## [Request]
Where a line contains the string "name", copy that line.
### Provided material ###
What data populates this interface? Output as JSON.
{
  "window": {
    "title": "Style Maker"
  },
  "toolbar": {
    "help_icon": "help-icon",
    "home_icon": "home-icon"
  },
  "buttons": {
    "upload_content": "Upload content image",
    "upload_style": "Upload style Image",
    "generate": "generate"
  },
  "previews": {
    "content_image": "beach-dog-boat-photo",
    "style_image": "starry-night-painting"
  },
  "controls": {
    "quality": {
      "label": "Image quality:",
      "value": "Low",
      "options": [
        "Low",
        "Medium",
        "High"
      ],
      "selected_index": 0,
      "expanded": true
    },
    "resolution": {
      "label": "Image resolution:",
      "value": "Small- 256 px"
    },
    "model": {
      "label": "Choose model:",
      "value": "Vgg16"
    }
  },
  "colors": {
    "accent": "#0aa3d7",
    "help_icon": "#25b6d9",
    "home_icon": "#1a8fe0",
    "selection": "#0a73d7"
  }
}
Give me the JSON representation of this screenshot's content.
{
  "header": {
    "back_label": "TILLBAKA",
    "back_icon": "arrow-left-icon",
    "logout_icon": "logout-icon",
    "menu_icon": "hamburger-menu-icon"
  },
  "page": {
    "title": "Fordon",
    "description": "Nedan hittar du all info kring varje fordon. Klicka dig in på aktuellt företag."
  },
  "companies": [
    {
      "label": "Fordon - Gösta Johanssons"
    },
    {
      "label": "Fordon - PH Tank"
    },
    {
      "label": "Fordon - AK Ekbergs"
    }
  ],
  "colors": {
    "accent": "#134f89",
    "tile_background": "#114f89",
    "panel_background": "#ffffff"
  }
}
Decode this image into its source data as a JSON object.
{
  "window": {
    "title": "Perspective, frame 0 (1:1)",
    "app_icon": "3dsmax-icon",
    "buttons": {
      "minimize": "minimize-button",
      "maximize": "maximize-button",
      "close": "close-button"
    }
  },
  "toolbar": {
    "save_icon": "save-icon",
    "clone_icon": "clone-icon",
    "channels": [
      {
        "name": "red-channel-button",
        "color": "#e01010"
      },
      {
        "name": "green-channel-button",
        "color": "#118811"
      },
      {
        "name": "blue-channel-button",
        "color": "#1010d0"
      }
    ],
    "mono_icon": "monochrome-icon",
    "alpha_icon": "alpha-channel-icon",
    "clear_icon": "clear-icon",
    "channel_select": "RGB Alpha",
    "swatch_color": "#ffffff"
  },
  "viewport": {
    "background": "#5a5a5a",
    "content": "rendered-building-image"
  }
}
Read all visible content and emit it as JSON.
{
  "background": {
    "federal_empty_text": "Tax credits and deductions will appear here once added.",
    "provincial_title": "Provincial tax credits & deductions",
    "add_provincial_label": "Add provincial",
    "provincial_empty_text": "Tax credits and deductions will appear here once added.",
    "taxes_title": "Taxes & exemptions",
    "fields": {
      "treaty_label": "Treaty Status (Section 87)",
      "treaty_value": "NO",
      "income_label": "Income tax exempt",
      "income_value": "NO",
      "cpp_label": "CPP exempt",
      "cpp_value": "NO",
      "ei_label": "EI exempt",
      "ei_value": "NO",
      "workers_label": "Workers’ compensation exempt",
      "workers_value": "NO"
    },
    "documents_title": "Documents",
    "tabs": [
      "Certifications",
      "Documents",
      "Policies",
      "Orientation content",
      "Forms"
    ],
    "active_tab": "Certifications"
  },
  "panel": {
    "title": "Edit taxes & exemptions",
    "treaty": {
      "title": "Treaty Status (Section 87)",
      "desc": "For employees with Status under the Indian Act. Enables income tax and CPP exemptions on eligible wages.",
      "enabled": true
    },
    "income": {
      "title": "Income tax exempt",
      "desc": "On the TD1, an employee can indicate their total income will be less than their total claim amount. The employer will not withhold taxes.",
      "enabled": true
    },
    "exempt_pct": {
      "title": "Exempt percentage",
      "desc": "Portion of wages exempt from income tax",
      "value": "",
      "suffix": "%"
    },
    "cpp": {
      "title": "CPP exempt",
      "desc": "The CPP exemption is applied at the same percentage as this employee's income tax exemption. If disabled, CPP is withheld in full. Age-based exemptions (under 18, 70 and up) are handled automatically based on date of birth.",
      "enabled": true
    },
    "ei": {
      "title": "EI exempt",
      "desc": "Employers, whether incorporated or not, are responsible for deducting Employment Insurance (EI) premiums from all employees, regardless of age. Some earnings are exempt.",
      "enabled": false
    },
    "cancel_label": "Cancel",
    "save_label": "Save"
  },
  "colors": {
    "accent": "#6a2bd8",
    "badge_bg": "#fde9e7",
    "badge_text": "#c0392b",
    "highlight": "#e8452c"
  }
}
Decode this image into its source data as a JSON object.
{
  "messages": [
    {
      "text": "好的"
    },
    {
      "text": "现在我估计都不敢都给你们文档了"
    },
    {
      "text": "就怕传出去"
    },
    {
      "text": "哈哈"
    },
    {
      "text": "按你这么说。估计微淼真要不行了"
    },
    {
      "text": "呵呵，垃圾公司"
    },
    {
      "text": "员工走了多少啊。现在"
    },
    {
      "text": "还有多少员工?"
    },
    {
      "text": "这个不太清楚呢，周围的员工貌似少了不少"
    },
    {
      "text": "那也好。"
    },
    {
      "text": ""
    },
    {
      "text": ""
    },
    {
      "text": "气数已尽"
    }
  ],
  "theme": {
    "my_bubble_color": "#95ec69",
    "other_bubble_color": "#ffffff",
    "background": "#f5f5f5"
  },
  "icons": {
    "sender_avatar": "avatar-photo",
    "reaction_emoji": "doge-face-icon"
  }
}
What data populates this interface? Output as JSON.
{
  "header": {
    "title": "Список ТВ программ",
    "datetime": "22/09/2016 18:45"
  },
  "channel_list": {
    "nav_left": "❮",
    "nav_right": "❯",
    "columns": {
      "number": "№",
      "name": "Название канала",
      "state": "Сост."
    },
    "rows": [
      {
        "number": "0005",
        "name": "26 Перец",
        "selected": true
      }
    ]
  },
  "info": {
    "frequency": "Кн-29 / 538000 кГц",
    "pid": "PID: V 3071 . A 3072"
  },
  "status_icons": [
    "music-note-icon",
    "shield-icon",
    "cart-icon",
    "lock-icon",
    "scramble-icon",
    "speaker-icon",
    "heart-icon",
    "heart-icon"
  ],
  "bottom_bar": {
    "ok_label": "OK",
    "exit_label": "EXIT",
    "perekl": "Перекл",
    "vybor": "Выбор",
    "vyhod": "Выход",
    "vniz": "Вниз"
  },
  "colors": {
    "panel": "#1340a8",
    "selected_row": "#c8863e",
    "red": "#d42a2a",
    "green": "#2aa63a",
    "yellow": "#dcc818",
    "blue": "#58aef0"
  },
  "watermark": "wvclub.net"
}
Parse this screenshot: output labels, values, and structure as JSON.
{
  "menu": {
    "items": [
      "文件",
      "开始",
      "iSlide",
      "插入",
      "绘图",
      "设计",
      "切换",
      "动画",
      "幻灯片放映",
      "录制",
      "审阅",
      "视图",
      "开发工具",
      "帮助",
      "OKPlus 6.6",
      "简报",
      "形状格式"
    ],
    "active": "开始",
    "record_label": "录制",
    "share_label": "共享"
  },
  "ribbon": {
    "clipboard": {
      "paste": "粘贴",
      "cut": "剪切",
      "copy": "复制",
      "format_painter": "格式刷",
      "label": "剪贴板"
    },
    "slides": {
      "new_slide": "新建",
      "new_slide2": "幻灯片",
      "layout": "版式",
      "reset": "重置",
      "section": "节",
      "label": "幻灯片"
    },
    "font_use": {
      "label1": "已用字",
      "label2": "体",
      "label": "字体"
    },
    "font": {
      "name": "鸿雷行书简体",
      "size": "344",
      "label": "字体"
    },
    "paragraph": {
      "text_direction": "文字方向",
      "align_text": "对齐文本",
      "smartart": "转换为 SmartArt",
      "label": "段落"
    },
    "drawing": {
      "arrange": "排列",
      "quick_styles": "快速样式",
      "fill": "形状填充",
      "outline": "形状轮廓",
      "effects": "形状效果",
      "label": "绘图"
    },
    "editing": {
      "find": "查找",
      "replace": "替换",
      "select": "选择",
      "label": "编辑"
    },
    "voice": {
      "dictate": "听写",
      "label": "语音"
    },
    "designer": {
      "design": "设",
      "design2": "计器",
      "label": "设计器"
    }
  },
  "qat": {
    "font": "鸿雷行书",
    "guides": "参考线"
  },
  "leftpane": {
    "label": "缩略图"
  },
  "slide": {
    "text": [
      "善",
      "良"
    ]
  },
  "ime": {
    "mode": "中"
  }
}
###
## [Worked solution]
        "name": "red-channel-button",
        "name": "green-channel-button",
        "name": "blue-channel-button",
      "name": "Название канала",
        "name": "26 Перец",
      "name": "鸿雷行书简体",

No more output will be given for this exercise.